§ Aim
Every line of the material that follows must be printed again exactly.

§ Figure data in JSON
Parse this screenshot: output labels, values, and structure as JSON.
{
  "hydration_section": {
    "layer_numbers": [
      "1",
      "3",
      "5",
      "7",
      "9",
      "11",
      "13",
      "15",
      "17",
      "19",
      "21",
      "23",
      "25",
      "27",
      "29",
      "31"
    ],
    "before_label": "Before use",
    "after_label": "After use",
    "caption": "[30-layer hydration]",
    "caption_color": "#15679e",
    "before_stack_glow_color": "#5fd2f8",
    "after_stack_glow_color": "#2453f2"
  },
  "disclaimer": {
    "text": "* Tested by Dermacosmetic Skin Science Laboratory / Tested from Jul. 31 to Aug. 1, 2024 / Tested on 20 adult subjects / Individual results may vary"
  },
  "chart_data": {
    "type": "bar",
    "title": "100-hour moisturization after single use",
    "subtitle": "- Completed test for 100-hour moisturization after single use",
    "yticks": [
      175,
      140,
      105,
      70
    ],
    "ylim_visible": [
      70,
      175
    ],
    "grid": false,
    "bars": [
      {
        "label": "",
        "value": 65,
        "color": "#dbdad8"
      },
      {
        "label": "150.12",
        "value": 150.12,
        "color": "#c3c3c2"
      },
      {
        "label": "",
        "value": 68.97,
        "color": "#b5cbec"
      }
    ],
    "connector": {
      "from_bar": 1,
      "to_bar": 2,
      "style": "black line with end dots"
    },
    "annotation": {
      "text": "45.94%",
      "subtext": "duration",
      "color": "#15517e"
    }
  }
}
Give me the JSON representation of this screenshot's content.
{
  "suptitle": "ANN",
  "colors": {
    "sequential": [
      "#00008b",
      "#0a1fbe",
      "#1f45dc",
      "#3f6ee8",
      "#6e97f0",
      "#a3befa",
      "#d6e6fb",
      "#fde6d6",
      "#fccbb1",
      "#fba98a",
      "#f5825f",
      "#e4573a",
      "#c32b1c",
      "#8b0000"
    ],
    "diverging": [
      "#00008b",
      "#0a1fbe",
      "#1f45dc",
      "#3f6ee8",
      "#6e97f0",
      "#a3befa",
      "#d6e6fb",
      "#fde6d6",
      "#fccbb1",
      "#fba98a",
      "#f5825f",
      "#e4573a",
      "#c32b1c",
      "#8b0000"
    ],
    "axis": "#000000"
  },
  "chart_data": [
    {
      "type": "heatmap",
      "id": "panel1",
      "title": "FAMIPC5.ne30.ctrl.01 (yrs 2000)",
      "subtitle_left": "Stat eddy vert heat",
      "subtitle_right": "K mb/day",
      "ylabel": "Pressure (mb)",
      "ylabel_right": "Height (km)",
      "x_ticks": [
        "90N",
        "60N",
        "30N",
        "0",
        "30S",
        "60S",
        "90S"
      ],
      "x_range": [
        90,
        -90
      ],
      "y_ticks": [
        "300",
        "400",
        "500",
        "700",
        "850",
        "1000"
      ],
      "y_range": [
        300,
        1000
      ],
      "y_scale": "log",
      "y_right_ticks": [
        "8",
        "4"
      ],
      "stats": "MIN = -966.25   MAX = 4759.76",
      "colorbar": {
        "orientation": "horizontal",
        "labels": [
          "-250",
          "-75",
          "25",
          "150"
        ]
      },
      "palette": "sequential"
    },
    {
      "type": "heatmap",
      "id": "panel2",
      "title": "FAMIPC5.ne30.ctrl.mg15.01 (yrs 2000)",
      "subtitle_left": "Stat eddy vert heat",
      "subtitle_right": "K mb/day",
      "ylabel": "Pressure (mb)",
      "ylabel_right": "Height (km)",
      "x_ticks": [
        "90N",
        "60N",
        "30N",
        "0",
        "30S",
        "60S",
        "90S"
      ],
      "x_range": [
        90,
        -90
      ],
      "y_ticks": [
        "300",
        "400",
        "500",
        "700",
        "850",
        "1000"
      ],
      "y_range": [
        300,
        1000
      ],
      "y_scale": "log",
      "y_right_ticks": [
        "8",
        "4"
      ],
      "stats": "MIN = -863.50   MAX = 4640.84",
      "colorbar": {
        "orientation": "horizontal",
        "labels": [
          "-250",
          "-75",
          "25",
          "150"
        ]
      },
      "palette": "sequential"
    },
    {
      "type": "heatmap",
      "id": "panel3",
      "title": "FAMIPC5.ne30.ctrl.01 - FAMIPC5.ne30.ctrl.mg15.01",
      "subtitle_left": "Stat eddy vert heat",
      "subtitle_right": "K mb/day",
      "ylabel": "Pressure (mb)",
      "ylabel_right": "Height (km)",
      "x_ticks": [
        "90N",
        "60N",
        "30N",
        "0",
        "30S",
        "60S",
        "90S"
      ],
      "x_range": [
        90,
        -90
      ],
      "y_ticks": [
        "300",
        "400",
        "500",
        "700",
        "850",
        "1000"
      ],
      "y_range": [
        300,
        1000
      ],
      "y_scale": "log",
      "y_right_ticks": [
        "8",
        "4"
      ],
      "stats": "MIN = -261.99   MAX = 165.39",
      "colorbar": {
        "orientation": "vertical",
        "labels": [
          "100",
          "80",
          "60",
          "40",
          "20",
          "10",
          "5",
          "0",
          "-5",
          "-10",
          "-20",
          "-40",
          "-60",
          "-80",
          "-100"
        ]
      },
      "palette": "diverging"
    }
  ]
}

§ The solution
Parse this screenshot: output labels, values, and structure as JSON.
{
  "hydration_section": {
    "layer_numbers": [
      "1",
      "3",
      "5",
      "7",
      "9",
      "11",
      "13",
      "15",
      "17",
      "19",
      "21",
      "23",
      "25",
      "27",
      "29",
      "31"
    ],
    "before_label": "Before use",
    "after_label": "After use",
    "caption": "[30-layer hydration]",
    "caption_color": "#15679e",
    "before_stack_glow_color": "#5fd2f8",
    "after_stack_glow_color": "#2453f2"
  },
  "disclaimer": {
    "text": "* Tested by Dermacosmetic Skin Science Laboratory / Tested from Jul. 31 to Aug. 1, 2024 / Tested on 20 adult subjects / Individual results may vary"
  },
  "chart_data": {
    "type": "bar",
    "title": "100-hour moisturization after single use",
    "subtitle": "- Completed test for 100-hour moisturization after single use",
    "yticks": [
      175,
      140,
      105,
      70
    ],
    "ylim_visible": [
      70,
      175
    ],
    "grid": false,
    "bars": [
      {
        "label": "",
        "value": 65,
        "color": "#dbdad8"
      },
      {
        "label": "150.12",
        "value": 150.12,
        "color": "#c3c3c2"
      },
      {
        "label": "",
        "value": 68.97,
        "color": "#b5cbec"
      }
    ],
    "connector": {
      "from_bar": 1,
      "to_bar": 2,
      "style": "black line with end dots"
    },
    "annotation": {
      "text": "45.94%",
      "subtext": "duration",
      "color": "#15517e"
    }
  }
}
Give me the JSON representation of this screenshot's content.
{
  "suptitle": "ANN",
  "colors": {
    "sequential": [
      "#00008b",
      "#0a1fbe",
      "#1f45dc",
      "#3f6ee8",
      "#6e97f0",
      "#a3befa",
      "#d6e6fb",
      "#fde6d6",
      "#fccbb1",
      "#fba98a",
      "#f5825f",
      "#e4573a",
      "#c32b1c",
      "#8b0000"
    ],
    "diverging": [
      "#00008b",
      "#0a1fbe",
      "#1f45dc",
      "#3f6ee8",
      "#6e97f0",
      "#a3befa",
      "#d6e6fb",
      "#fde6d6",
      "#fccbb1",
      "#fba98a",
      "#f5825f",
      "#e4573a",
      "#c32b1c",
      "#8b0000"
    ],
    "axis": "#000000"
  },
  "chart_data": [
    {
      "type": "heatmap",
      "id": "panel1",
      "title": "FAMIPC5.ne30.ctrl.01 (yrs 2000)",
      "subtitle_left": "Stat eddy vert heat",
      "subtitle_right": "K mb/day",
      "ylabel": "Pressure (mb)",
      "ylabel_right": "Height (km)",
      "x_ticks": [
        "90N",
        "60N",
        "30N",
        "0",
        "30S",
        "60S",
        "90S"
      ],
      "x_range": [
        90,
        -90
      ],
      "y_ticks": [
        "300",
        "400",
        "500",
        "700",
        "850",
        "1000"
      ],
      "y_range": [
        300,
        1000
      ],
      "y_scale": "log",
      "y_right_ticks": [
        "8",
        "4"
      ],
      "stats": "MIN = -966.25   MAX = 4759.76",
      "colorbar": {
        "orientation": "horizontal",
        "labels": [
          "-250",
          "-75",
          "25",
          "150"
        ]
      },
      "palette": "sequential"
    },
    {
      "type": "heatmap",
      "id": "panel2",
      "title": "FAMIPC5.ne30.ctrl.mg15.01 (yrs 2000)",
      "subtitle_left": "Stat eddy vert heat",
      "subtitle_right": "K mb/day",
      "ylabel": "Pressure (mb)",
      "ylabel_right": "Height (km)",
      "x_ticks": [
        "90N",
        "60N",
        "30N",
        "0",
        "30S",
        "60S",
        "90S"
      ],
      "x_range": [
        90,
        -90
      ],
      "y_ticks": [
        "300",
        "400",
        "500",
        "700",
        "850",
        "1000"
      ],
      "y_range": [
        300,
        1000
      ],
      "y_scale": "log",
      "y_right_ticks": [
        "8",
        "4"
      ],
      "stats": "MIN = -863.50   MAX = 4640.84",
      "colorbar": {
        "orientation": "horizontal",
        "labels": [
          "-250",
          "-75",
          "25",
          "150"
        ]
      },
      "palette": "sequential"
    },
    {
      "type": "heatmap",
      "id": "panel3",
      "title": "FAMIPC5.ne30.ctrl.01 - FAMIPC5.ne30.ctrl.mg15.01",
      "subtitle_left": "Stat eddy vert heat",
      "subtitle_right": "K mb/day",
      "ylabel": "Pressure (mb)",
      "ylabel_right": "Height (km)",
      "x_ticks": [
        "90N",
        "60N",
        "30N",
        "0",
        "30S",
        "60S",
        "90S"
      ],
      "x_range": [
        90,
        -90
      ],
      "y_ticks": [
        "300",
        "400",
        "500",
        "700",
        "850",
        "1000"
      ],
      "y_range": [
        300,
        1000
      ],
      "y_scale": "log",
      "y_right_ticks": [
        "8",
        "4"
      ],
      "stats": "MIN = -261.99   MAX = 165.39",
      "colorbar": {
        "orientation": "vertical",
        "labels": [
          "100",
          "80",
          "60",
          "40",
          "20",
          "10",
          "5",
          "0",
          "-5",
          "-10",
          "-20",
          "-40",
          "-60",
          "-80",
          "-100"
        ]
      },
      "palette": "diverging"
    }
  ]
}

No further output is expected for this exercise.